## begin AVAILABLE RECORDS
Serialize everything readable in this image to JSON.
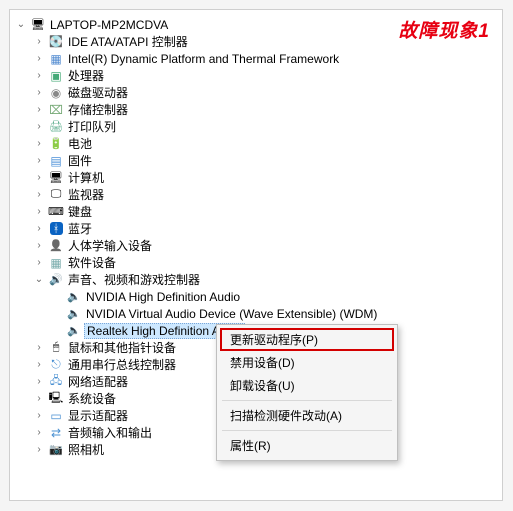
{
  "badge": "故障现象1",
  "root": {
    "label": "LAPTOP-MP2MCDVA"
  },
  "nodes": [
    {
      "label": "IDE ATA/ATAPI 控制器",
      "iconClass": "i-ide",
      "expander": "›"
    },
    {
      "label": "Intel(R) Dynamic Platform and Thermal Framework",
      "iconClass": "i-chip",
      "expander": "›"
    },
    {
      "label": "处理器",
      "iconClass": "i-cpu",
      "expander": "›"
    },
    {
      "label": "磁盘驱动器",
      "iconClass": "i-disc",
      "expander": "›"
    },
    {
      "label": "存储控制器",
      "iconClass": "i-disk",
      "expander": "›"
    },
    {
      "label": "打印队列",
      "iconClass": "i-printq",
      "expander": "›"
    },
    {
      "label": "电池",
      "iconClass": "i-batt",
      "expander": "›"
    },
    {
      "label": "固件",
      "iconClass": "i-firm",
      "expander": "›"
    },
    {
      "label": "计算机",
      "iconClass": "i-comp",
      "expander": "›"
    },
    {
      "label": "监视器",
      "iconClass": "i-mon",
      "expander": "›"
    },
    {
      "label": "键盘",
      "iconClass": "i-kbd",
      "expander": "›"
    },
    {
      "label": "蓝牙",
      "iconClass": "i-bt",
      "expander": "›"
    },
    {
      "label": "人体学输入设备",
      "iconClass": "i-hid",
      "expander": "›"
    },
    {
      "label": "软件设备",
      "iconClass": "i-soft",
      "expander": "›"
    },
    {
      "label": "声音、视频和游戏控制器",
      "iconClass": "i-snd",
      "expander": "⌄",
      "children": [
        {
          "label": "NVIDIA High Definition Audio",
          "iconClass": "i-spk"
        },
        {
          "label": "NVIDIA Virtual Audio Device (Wave Extensible) (WDM)",
          "iconClass": "i-spk"
        },
        {
          "label": "Realtek High Definition Audio",
          "iconClass": "i-spk",
          "selected": true
        }
      ]
    },
    {
      "label": "鼠标和其他指针设备",
      "iconClass": "i-mouse",
      "expander": "›"
    },
    {
      "label": "通用串行总线控制器",
      "iconClass": "i-usb",
      "expander": "›"
    },
    {
      "label": "网络适配器",
      "iconClass": "i-net",
      "expander": "›"
    },
    {
      "label": "系统设备",
      "iconClass": "i-sys",
      "expander": "›"
    },
    {
      "label": "显示适配器",
      "iconClass": "i-disp",
      "expander": "›"
    },
    {
      "label": "音频输入和输出",
      "iconClass": "i-aio",
      "expander": "›"
    },
    {
      "label": "照相机",
      "iconClass": "i-cam",
      "expander": "›"
    }
  ],
  "contextMenu": {
    "items": [
      {
        "label": "更新驱动程序(P)",
        "highlighted": true
      },
      {
        "label": "禁用设备(D)"
      },
      {
        "label": "卸载设备(U)"
      },
      {
        "sep": true
      },
      {
        "label": "扫描检测硬件改动(A)"
      },
      {
        "sep": true
      },
      {
        "label": "属性(R)"
      }
    ]
  }
}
## end AVAILABLE RECORDS
=== PROBLEM TO WORK ON ===
From the data, collect all lines where the string "Definition" appears.

=== THE OUTPUT ===
          "label": "NVIDIA High Definition Audio",
          "label": "Realtek High Definition Audio",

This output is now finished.